# Set of tasks:
**a.** Decide whether each statement agrees with the Lucene query optimization thread. Answer yes or no for each and quote the deciding words. (i) The first message proposes a Query subclass called MatchCountQuery. (ii) The reply gives 2 as the default minimum for DisjunctionSumScorer. (iii) The first message reports that the rewritten query with nested OR subqueries runs fast enough.
**b.** In the Lucene query optimization thread, which version does the reply say contains DisjunctionSumScorer?
**c.** Pick up the Lucene query optimization thread after its last sentence and write the next part of the reply.

# Text excerpt:
Mailing List Archive

Query Optimization
Hi there,

I try to optimize my query, but I think I have come to a point where I have
to extend the functionality of lucene.

I have a set of pretty simple queries, let's call them <A>, <B>, <C>, ...
Now I try to create a query which matches, if AT LEAST 2 of this simple
queries match. I started with a query like the following one (build all the
possible pairs and combine them with 'OR'):

(<A> AND <B>) OR (<A> AND <C>) OR (<B> and <C>) OR ...

My first question:
Is it safe to create the simple Query objects (most of the time TermQuery
objects) and then use these objects multiple times in a BooleanQuery object?

Example:

Query a = new TermQuery("name", "John");
Query b = new TermQuery("name", "James");
Query c = new TermQuery("name", "Jack");

Query q1 = new BooleanQuery();
and.add(a,true,false);
and.add(b,true,false);

Query q2 = new BooleanQuery();
and.add(a,true,false);
and.add(c,true,false);

Query q3 = new BooleanQuery();
and.add(b,true,false);
and.add(c,true,false);

Query q = new BooleanQuery();
q.add(a,false,false);
q.add(b,false,false);
q.add(c,false,false);




Back to the optimization problem:
I was able to optimize the above like this:

(<A> AND (<B> OR <C> OR ...)) OR (<B> AND (<C> OR ...)) OR (<C> AND (...))
OR ...

But this is still to slow and there must be some potential to improve this:
If <A> matches, but the subquery (<B> OR <C> OR ...) doesn't match,
evaluation could stop. But the query above will continue. I could change the
query again to something like the following:

(<A> AND (<B> OR <C> OR ...)) OR NOT(<A>) AND ( .... )

But this would get pretty complex.

Now I would like to create a subclass of Query (or MultiTermQuery?),
something like a MatchCountQuery where I can add my simple Query objects:

MatchCountQuery query = new MatchCountQuery();
query.setMinCount(2); // at least 2 matches
query.setMaxCount(-1); // no limit (I don't realy need this)
query.add(<A>);
query.add(<B>);
query.add(<C>);
query.add(<D>);

Has anyone ever done something like this? Or is there a simpler solution?


Thank you for any kind of help in this case.

Stephan
Re: Query Optimization [ In reply to ]
Stephan,


On Friday 06 May 2005 20:29, Stephan Markwalder wrote:
> Hi there,
>
> I try to optimize my query, but I think I have come to a point where I have
> to extend the functionality of lucene.
>
> I have a set of pretty simple queries, let's call them <A>, <B>, <C>, ...
> Now I try to create a query which matches, if AT LEAST 2 of this simple
> queries match. I started with a query like the following one (build all the

In the development (java) version, there is a DisjunctionSumScorer that can be
given a minimum number of simple queries to match (default 1), which is what
you need here. It works by counting the matching simple queries
while evaluting the query as an OR like query.

# Material shown:
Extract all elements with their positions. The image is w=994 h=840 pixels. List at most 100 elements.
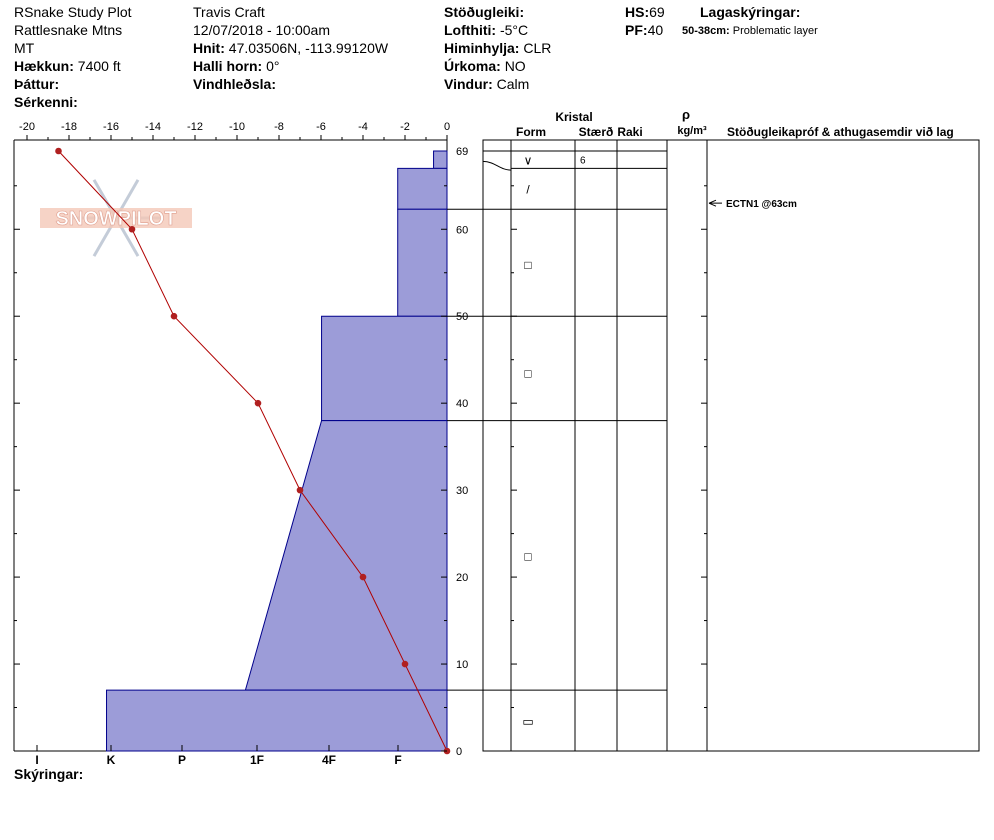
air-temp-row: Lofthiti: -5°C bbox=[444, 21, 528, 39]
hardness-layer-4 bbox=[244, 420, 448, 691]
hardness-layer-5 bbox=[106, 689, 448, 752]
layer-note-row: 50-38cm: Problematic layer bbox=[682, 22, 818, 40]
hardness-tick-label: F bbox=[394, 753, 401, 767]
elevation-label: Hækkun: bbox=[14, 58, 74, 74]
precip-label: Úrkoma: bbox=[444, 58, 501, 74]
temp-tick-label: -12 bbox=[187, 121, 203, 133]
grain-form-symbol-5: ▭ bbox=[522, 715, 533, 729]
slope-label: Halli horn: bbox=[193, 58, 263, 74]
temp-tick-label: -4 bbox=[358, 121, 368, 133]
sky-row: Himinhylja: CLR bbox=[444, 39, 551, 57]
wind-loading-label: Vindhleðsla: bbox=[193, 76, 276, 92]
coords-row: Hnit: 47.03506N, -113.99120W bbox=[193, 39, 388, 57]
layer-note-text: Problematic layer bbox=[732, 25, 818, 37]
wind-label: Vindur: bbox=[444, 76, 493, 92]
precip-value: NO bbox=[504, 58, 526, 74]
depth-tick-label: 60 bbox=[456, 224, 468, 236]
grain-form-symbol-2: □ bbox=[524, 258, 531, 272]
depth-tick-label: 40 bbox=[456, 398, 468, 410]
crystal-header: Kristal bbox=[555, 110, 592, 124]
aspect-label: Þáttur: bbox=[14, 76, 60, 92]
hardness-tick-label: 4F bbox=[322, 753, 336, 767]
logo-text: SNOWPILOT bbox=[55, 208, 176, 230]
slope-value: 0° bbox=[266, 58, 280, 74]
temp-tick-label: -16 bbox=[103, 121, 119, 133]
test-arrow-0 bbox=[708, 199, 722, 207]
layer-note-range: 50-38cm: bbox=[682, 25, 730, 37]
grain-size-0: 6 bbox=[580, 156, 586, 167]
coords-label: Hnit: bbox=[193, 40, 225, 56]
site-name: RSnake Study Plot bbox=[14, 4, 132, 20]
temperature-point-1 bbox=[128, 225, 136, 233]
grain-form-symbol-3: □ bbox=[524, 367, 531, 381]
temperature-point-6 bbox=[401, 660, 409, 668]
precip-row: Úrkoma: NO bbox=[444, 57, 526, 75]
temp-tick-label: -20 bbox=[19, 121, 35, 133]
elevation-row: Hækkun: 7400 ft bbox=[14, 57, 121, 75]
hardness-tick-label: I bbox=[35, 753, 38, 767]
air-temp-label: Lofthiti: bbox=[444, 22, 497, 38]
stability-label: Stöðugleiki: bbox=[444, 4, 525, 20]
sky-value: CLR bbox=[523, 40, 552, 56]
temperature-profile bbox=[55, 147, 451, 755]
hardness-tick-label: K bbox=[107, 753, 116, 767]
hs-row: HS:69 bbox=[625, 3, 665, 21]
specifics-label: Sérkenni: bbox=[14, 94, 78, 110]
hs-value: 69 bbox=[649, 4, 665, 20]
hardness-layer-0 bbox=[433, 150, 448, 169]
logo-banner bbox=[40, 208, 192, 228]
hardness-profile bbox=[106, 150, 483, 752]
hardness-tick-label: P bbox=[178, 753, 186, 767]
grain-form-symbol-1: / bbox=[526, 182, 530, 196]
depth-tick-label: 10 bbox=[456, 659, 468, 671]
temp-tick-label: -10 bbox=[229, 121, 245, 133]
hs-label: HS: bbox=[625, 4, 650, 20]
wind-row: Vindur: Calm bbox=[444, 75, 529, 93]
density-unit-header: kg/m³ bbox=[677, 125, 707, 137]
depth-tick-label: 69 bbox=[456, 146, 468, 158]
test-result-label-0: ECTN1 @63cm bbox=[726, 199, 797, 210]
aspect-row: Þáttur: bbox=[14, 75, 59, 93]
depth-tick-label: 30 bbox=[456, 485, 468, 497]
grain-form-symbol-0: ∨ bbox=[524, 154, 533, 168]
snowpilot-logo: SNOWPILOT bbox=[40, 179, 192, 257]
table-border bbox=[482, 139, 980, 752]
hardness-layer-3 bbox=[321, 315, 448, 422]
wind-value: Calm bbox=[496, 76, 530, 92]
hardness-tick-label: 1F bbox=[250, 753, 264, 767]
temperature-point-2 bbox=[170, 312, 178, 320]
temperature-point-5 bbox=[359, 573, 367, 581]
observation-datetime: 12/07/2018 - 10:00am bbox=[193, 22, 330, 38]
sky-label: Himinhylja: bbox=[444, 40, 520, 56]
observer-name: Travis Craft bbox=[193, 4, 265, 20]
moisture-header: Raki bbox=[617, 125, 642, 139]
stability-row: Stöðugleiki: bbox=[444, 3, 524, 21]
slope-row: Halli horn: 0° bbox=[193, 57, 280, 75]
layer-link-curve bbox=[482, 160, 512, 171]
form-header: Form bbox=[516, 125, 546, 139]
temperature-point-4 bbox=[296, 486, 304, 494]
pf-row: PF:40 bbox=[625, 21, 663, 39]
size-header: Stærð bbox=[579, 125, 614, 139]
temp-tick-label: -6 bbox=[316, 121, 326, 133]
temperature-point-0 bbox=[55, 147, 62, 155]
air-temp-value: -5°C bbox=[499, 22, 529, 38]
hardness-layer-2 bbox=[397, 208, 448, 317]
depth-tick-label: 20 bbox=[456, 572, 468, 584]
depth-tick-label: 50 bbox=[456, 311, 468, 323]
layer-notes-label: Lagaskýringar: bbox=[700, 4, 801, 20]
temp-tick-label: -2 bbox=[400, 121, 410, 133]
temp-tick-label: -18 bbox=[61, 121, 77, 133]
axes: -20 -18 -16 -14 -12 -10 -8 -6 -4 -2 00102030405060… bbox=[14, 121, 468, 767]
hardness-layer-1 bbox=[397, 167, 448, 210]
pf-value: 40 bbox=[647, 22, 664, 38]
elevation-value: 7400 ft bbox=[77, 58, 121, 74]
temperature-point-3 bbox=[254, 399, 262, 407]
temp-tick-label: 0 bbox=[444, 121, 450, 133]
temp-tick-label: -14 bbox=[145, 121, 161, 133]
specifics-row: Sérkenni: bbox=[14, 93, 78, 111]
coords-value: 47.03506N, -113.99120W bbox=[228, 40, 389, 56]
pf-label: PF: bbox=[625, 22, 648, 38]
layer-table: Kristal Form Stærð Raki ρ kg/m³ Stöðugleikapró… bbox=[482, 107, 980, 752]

# Expected results:
**a.**
(i) Yes: "something like a MatchCountQuery where I can add my simple Query objects"
(ii) No: "(default 1)"
(iii) No: "But this is still to slow"

**b.** The development (java) version.

**c.**
However, this is supported neither in the query parser nor in the
main BooleanQuery class, so some extension is needed in case you
need to parse this and/or you need a coordination factor in the score.
The coordination factor can be added by subclassing, parsing
would need an extension of the syntax, which may not be straightforward.

> possible pairs and combine them with 'OR'):
>
> (<A> AND <B>) OR (<A> AND <C>) OR (<B> and <C>) OR ...
>
> My first question:
> Is it safe to create the simple Query objects (most of the time TermQuery
> objects) and then use these objects multiple times in a BooleanQuery object?

It should be safe to do that, but I've never tried it myself.
With the DisjunctionSumScorer, these forms are not needed.

> Example:
>
> Query a = new TermQuery("name", "John");
> Query b = new TermQuery("name", "James");
> Query c = new TermQuery("name", "Jack");
>
> Query q1 = new BooleanQuery();
> and.add(a,true,false);
> and.add(b,true,false);
>
> Query q2 = new BooleanQuery();
> and.add(a,true,false);
> and.add(c,true,false);
>
> Query q3 = new BooleanQuery();
> and.add(b,true,false);
> and.add(c,true,false);
>
> Query q = new BooleanQuery();
> q.add(a,false,false);
> q.add(b,false,false);
> q.add(c,false,false);
>
>
>
>
> Back to the optimization problem:
> I was able to optimize the above like this:
>
> (<A> AND (<B> OR <C> OR ...)) OR (<B> AND (<C> OR ...)) OR (<C> AND (...))
> OR ...
>
> But this is still to slow and there must be some potential to improve this:
> If <A> matches, but the subquery (<B> OR <C> OR ...) doesn't match,
> evaluation could stop. But the query above will continue. I could change the
> query again to something like the following:
>
> (<A> AND (<B> OR <C> OR ...)) OR NOT(<A>) AND ( .... )
>
> But this would get pretty complex.

Counting the matching simple queries while evaluating is less complex.

> Now I would like to create a subclass of Query (or MultiTermQuery?),
> something like a MatchCountQuery where I can add my simple Query objects:
>
> MatchCountQuery query = new MatchCountQuery();
> query.setMinCount(2); // at least 2 matches
> query.setMaxCount(-1); // no limit (I don't realy need this)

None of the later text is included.